Repeat what the lines below say, word for word, and skip every image.

[Data tied to figure images]
^^^^^^^^^^^^^^^^

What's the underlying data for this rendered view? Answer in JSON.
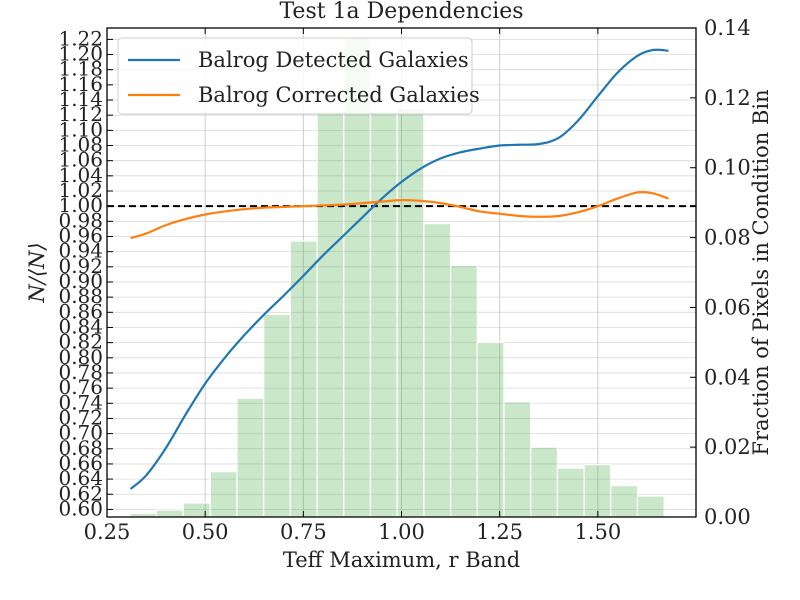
{
  "chart_data": {
    "type": "line+histogram",
    "title": "Test 1a Dependencies",
    "xlabel": "Teff Maximum, r Band",
    "ylabel_left": "N/⟨N⟩",
    "ylabel_right": "Fraction of Pixels in Condition Bin",
    "xlim": [
      0.25,
      1.75
    ],
    "ylim_left": [
      0.59,
      1.235
    ],
    "ylim_right": [
      0.0,
      0.14
    ],
    "x_ticks": [
      0.25,
      0.5,
      0.75,
      1.0,
      1.25,
      1.5
    ],
    "x_tick_labels": [
      "0.25",
      "0.50",
      "0.75",
      "1.00",
      "1.25",
      "1.50"
    ],
    "y_left_ticks": [
      0.6,
      0.62,
      0.64,
      0.66,
      0.68,
      0.7,
      0.72,
      0.74,
      0.76,
      0.78,
      0.8,
      0.82,
      0.84,
      0.86,
      0.88,
      0.9,
      0.92,
      0.94,
      0.96,
      0.98,
      1.0,
      1.02,
      1.04,
      1.06,
      1.08,
      1.1,
      1.12,
      1.14,
      1.16,
      1.18,
      1.2,
      1.22
    ],
    "y_left_tick_labels": [
      "0.60",
      "0.62",
      "0.64",
      "0.66",
      "0.68",
      "0.70",
      "0.72",
      "0.74",
      "0.76",
      "0.78",
      "0.80",
      "0.82",
      "0.84",
      "0.86",
      "0.88",
      "0.90",
      "0.92",
      "0.94",
      "0.96",
      "0.98",
      "1.00",
      "1.02",
      "1.04",
      "1.06",
      "1.08",
      "1.10",
      "1.12",
      "1.14",
      "1.16",
      "1.18",
      "1.20",
      "1.22"
    ],
    "y_right_ticks": [
      0.0,
      0.02,
      0.04,
      0.06,
      0.08,
      0.1,
      0.12,
      0.14
    ],
    "y_right_tick_labels": [
      "0.00",
      "0.02",
      "0.04",
      "0.06",
      "0.08",
      "0.10",
      "0.12",
      "0.14"
    ],
    "reference_line": {
      "y": 1.0,
      "style": "dashed",
      "color": "#000000"
    },
    "histogram": {
      "color": "#2ca02c",
      "bin_edges": [
        0.308,
        0.376,
        0.444,
        0.513,
        0.581,
        0.649,
        0.717,
        0.785,
        0.853,
        0.921,
        0.989,
        1.057,
        1.125,
        1.193,
        1.261,
        1.329,
        1.397,
        1.465,
        1.533,
        1.601,
        1.669
      ],
      "fractions": [
        0.001,
        0.002,
        0.004,
        0.013,
        0.034,
        0.058,
        0.079,
        0.116,
        0.137,
        0.116,
        0.117,
        0.084,
        0.072,
        0.05,
        0.033,
        0.02,
        0.014,
        0.015,
        0.009,
        0.006
      ]
    },
    "series": [
      {
        "name": "Balrog Detected Galaxies",
        "color": "#1f77b4",
        "x": [
          0.31,
          0.35,
          0.4,
          0.45,
          0.5,
          0.55,
          0.6,
          0.65,
          0.7,
          0.75,
          0.8,
          0.85,
          0.9,
          0.95,
          1.0,
          1.05,
          1.1,
          1.15,
          1.2,
          1.25,
          1.3,
          1.35,
          1.4,
          1.45,
          1.5,
          1.55,
          1.6,
          1.64,
          1.68
        ],
        "y": [
          0.627,
          0.645,
          0.681,
          0.725,
          0.766,
          0.8,
          0.83,
          0.857,
          0.882,
          0.908,
          0.935,
          0.96,
          0.985,
          1.01,
          1.032,
          1.05,
          1.063,
          1.071,
          1.076,
          1.08,
          1.081,
          1.082,
          1.09,
          1.113,
          1.145,
          1.176,
          1.198,
          1.206,
          1.205
        ]
      },
      {
        "name": "Balrog Corrected Galaxies",
        "color": "#ff7f0e",
        "x": [
          0.31,
          0.35,
          0.4,
          0.45,
          0.5,
          0.55,
          0.6,
          0.65,
          0.7,
          0.75,
          0.8,
          0.85,
          0.9,
          0.95,
          1.0,
          1.05,
          1.1,
          1.15,
          1.2,
          1.25,
          1.3,
          1.35,
          1.4,
          1.45,
          1.5,
          1.55,
          1.6,
          1.64,
          1.68
        ],
        "y": [
          0.958,
          0.964,
          0.975,
          0.983,
          0.989,
          0.993,
          0.996,
          0.998,
          0.999,
          1.0,
          1.001,
          1.002,
          1.004,
          1.006,
          1.008,
          1.007,
          1.004,
          0.999,
          0.993,
          0.99,
          0.987,
          0.986,
          0.987,
          0.992,
          1.0,
          1.01,
          1.018,
          1.017,
          1.01
        ]
      }
    ],
    "legend": {
      "position": "top-left",
      "entries": [
        "Balrog Detected Galaxies",
        "Balrog Corrected Galaxies"
      ]
    },
    "grid": true
  }
}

^^^^^^^^^^^^^^^^

■ Correct response ■
What's the underlying data for this rendered view? Answer in JSON.
{
  "chart_data": {
    "type": "line+histogram",
    "title": "Test 1a Dependencies",
    "xlabel": "Teff Maximum, r Band",
    "ylabel_left": "N/⟨N⟩",
    "ylabel_right": "Fraction of Pixels in Condition Bin",
    "xlim": [
      0.25,
      1.75
    ],
    "ylim_left": [
      0.59,
      1.235
    ],
    "ylim_right": [
      0.0,
      0.14
    ],
    "x_ticks": [
      0.25,
      0.5,
      0.75,
      1.0,
      1.25,
      1.5
    ],
    "x_tick_labels": [
      "0.25",
      "0.50",
      "0.75",
      "1.00",
      "1.25",
      "1.50"
    ],
    "y_left_ticks": [
      0.6,
      0.62,
      0.64,
      0.66,
      0.68,
      0.7,
      0.72,
      0.74,
      0.76,
      0.78,
      0.8,
      0.82,
      0.84,
      0.86,
      0.88,
      0.9,
      0.92,
      0.94,
      0.96,
      0.98,
      1.0,
      1.02,
      1.04,
      1.06,
      1.08,
      1.1,
      1.12,
      1.14,
      1.16,
      1.18,
      1.2,
      1.22
    ],
    "y_left_tick_labels": [
      "0.60",
      "0.62",
      "0.64",
      "0.66",
      "0.68",
      "0.70",
      "0.72",
      "0.74",
      "0.76",
      "0.78",
      "0.80",
      "0.82",
      "0.84",
      "0.86",
      "0.88",
      "0.90",
      "0.92",
      "0.94",
      "0.96",
      "0.98",
      "1.00",
      "1.02",
      "1.04",
      "1.06",
      "1.08",
      "1.10",
      "1.12",
      "1.14",
      "1.16",
      "1.18",
      "1.20",
      "1.22"
    ],
    "y_right_ticks": [
      0.0,
      0.02,
      0.04,
      0.06,
      0.08,
      0.1,
      0.12,
      0.14
    ],
    "y_right_tick_labels": [
      "0.00",
      "0.02",
      "0.04",
      "0.06",
      "0.08",
      "0.10",
      "0.12",
      "0.14"
    ],
    "reference_line": {
      "y": 1.0,
      "style": "dashed",
      "color": "#000000"
    },
    "histogram": {
      "color": "#2ca02c",
      "bin_edges": [
        0.308,
        0.376,
        0.444,
        0.513,
        0.581,
        0.649,
        0.717,
        0.785,
        0.853,
        0.921,
        0.989,
        1.057,
        1.125,
        1.193,
        1.261,
        1.329,
        1.397,
        1.465,
        1.533,
        1.601,
        1.669
      ],
      "fractions": [
        0.001,
        0.002,
        0.004,
        0.013,
        0.034,
        0.058,
        0.079,
        0.116,
        0.137,
        0.116,
        0.117,
        0.084,
        0.072,
        0.05,
        0.033,
        0.02,
        0.014,
        0.015,
        0.009,
        0.006
      ]
    },
    "series": [
      {
        "name": "Balrog Detected Galaxies",
        "color": "#1f77b4",
        "x": [
          0.31,
          0.35,
          0.4,
          0.45,
          0.5,
          0.55,
          0.6,
          0.65,
          0.7,
          0.75,
          0.8,
          0.85,
          0.9,
          0.95,
          1.0,
          1.05,
          1.1,
          1.15,
          1.2,
          1.25,
          1.3,
          1.35,
          1.4,
          1.45,
          1.5,
          1.55,
          1.6,
          1.64,
          1.68
        ],
        "y": [
          0.627,
          0.645,
          0.681,
          0.725,
          0.766,
          0.8,
          0.83,
          0.857,
          0.882,
          0.908,
          0.935,
          0.96,
          0.985,
          1.01,
          1.032,
          1.05,
          1.063,
          1.071,
          1.076,
          1.08,
          1.081,
          1.082,
          1.09,
          1.113,
          1.145,
          1.176,
          1.198,
          1.206,
          1.205
        ]
      },
      {
        "name": "Balrog Corrected Galaxies",
        "color": "#ff7f0e",
        "x": [
          0.31,
          0.35,
          0.4,
          0.45,
          0.5,
          0.55,
          0.6,
          0.65,
          0.7,
          0.75,
          0.8,
          0.85,
          0.9,
          0.95,
          1.0,
          1.05,
          1.1,
          1.15,
          1.2,
          1.25,
          1.3,
          1.35,
          1.4,
          1.45,
          1.5,
          1.55,
          1.6,
          1.64,
          1.68
        ],
        "y": [
          0.958,
          0.964,
          0.975,
          0.983,
          0.989,
          0.993,
          0.996,
          0.998,
          0.999,
          1.0,
          1.001,
          1.002,
          1.004,
          1.006,
          1.008,
          1.007,
          1.004,
          0.999,
          0.993,
          0.99,
          0.987,
          0.986,
          0.987,
          0.992,
          1.0,
          1.01,
          1.018,
          1.017,
          1.01
        ]
      }
    ],
    "legend": {
      "position": "top-left",
      "entries": [
        "Balrog Detected Galaxies",
        "Balrog Corrected Galaxies"
      ]
    },
    "grid": true
  }
}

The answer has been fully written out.